**Work instructions**
Write the records from the first line through the line containing "folder-move-icon [59,261,75,277]", inclusive, as a JSON list of strings with one string per line and blank lines omitted.

**Material for this task**

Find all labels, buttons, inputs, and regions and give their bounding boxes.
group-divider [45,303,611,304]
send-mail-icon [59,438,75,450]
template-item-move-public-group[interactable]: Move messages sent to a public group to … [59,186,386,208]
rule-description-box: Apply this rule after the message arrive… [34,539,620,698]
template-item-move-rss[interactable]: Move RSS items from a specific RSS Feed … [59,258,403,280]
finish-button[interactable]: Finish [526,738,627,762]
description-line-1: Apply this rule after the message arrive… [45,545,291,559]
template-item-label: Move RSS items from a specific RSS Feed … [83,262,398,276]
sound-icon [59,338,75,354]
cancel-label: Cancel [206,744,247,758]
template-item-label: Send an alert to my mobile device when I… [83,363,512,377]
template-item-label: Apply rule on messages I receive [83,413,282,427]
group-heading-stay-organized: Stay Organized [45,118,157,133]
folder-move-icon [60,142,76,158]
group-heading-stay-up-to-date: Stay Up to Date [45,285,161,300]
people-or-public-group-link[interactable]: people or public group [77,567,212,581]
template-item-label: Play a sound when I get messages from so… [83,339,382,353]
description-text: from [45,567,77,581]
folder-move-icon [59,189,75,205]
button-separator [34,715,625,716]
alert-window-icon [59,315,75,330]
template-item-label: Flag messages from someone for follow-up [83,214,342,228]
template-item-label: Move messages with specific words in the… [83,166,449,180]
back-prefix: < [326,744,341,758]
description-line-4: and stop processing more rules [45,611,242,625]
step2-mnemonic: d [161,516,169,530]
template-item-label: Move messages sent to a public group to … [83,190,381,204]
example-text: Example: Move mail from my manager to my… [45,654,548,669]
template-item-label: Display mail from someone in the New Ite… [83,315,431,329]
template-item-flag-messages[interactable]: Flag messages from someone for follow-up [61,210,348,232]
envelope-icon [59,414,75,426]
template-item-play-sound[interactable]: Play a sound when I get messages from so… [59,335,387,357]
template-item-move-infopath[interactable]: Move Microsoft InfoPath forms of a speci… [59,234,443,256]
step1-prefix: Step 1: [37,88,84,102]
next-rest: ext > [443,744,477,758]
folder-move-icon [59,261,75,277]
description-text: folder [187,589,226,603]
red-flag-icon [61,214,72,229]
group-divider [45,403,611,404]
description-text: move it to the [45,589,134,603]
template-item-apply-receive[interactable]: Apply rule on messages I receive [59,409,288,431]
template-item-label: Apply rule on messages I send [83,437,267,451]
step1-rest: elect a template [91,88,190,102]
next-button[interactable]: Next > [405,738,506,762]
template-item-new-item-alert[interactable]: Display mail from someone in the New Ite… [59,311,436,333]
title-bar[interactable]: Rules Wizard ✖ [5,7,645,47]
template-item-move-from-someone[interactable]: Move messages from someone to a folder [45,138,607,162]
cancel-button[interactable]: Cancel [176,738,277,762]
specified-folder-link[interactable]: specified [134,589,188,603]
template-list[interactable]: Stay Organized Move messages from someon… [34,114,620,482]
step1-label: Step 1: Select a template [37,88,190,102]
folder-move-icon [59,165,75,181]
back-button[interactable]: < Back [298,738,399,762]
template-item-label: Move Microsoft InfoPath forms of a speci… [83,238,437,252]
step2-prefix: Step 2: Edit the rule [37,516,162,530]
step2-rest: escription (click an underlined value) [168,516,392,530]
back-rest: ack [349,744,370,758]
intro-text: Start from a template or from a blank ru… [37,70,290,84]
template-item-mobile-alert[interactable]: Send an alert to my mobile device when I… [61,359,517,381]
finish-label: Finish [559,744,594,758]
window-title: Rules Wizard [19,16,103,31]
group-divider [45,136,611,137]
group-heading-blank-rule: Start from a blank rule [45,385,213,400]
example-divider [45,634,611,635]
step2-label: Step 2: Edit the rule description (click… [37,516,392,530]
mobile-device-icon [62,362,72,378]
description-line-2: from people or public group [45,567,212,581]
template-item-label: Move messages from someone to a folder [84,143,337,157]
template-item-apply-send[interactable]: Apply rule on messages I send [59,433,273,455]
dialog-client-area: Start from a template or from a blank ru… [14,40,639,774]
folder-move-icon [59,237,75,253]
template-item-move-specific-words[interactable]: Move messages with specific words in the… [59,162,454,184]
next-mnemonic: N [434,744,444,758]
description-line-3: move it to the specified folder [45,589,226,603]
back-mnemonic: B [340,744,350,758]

**The solution**
[
  "Find all labels, buttons, inputs, and regions and give their bounding boxes.",
  "group-divider [45,303,611,304]",
  "send-mail-icon [59,438,75,450]",
  "template-item-move-public-group[interactable]: Move messages sent to a public group to … [59,186,386,208]",
  "rule-description-box: Apply this rule after the message arrive… [34,539,620,698]",
  "template-item-move-rss[interactable]: Move RSS items from a specific RSS Feed … [59,258,403,280]",
  "finish-button[interactable]: Finish [526,738,627,762]",
  "description-line-1: Apply this rule after the message arrive… [45,545,291,559]",
  "template-item-label: Move RSS items from a specific RSS Feed … [83,262,398,276]",
  "sound-icon [59,338,75,354]",
  "cancel-label: Cancel [206,744,247,758]",
  "template-item-label: Send an alert to my mobile device when I… [83,363,512,377]",
  "template-item-label: Apply rule on messages I receive [83,413,282,427]",
  "group-heading-stay-organized: Stay Organized [45,118,157,133]",
  "folder-move-icon [60,142,76,158]",
  "group-heading-stay-up-to-date: Stay Up to Date [45,285,161,300]",
  "people-or-public-group-link[interactable]: people or public group [77,567,212,581]",
  "template-item-label: Play a sound when I get messages from so… [83,339,382,353]",
  "description-text: from [45,567,77,581]",
  "folder-move-icon [59,189,75,205]",
  "button-separator [34,715,625,716]",
  "alert-window-icon [59,315,75,330]",
  "template-item-label: Flag messages from someone for follow-up [83,214,342,228]",
  "template-item-label: Move messages with specific words in the… [83,166,449,180]",
  "back-prefix: < [326,744,341,758]",
  "description-line-4: and stop processing more rules [45,611,242,625]",
  "step2-mnemonic: d [161,516,169,530]",
  "template-item-label: Move messages sent to a public group to … [83,190,381,204]",
  "example-text: Example: Move mail from my manager to my… [45,654,548,669]",
  "template-item-label: Display mail from someone in the New Ite… [83,315,431,329]",
  "template-item-flag-messages[interactable]: Flag messages from someone for follow-up [61,210,348,232]",
  "envelope-icon [59,414,75,426]",
  "template-item-play-sound[interactable]: Play a sound when I get messages from so… [59,335,387,357]",
  "template-item-move-infopath[interactable]: Move Microsoft InfoPath forms of a speci… [59,234,443,256]",
  "step1-prefix: Step 1: [37,88,84,102]",
  "next-rest: ext > [443,744,477,758]",
  "folder-move-icon [59,261,75,277]"
]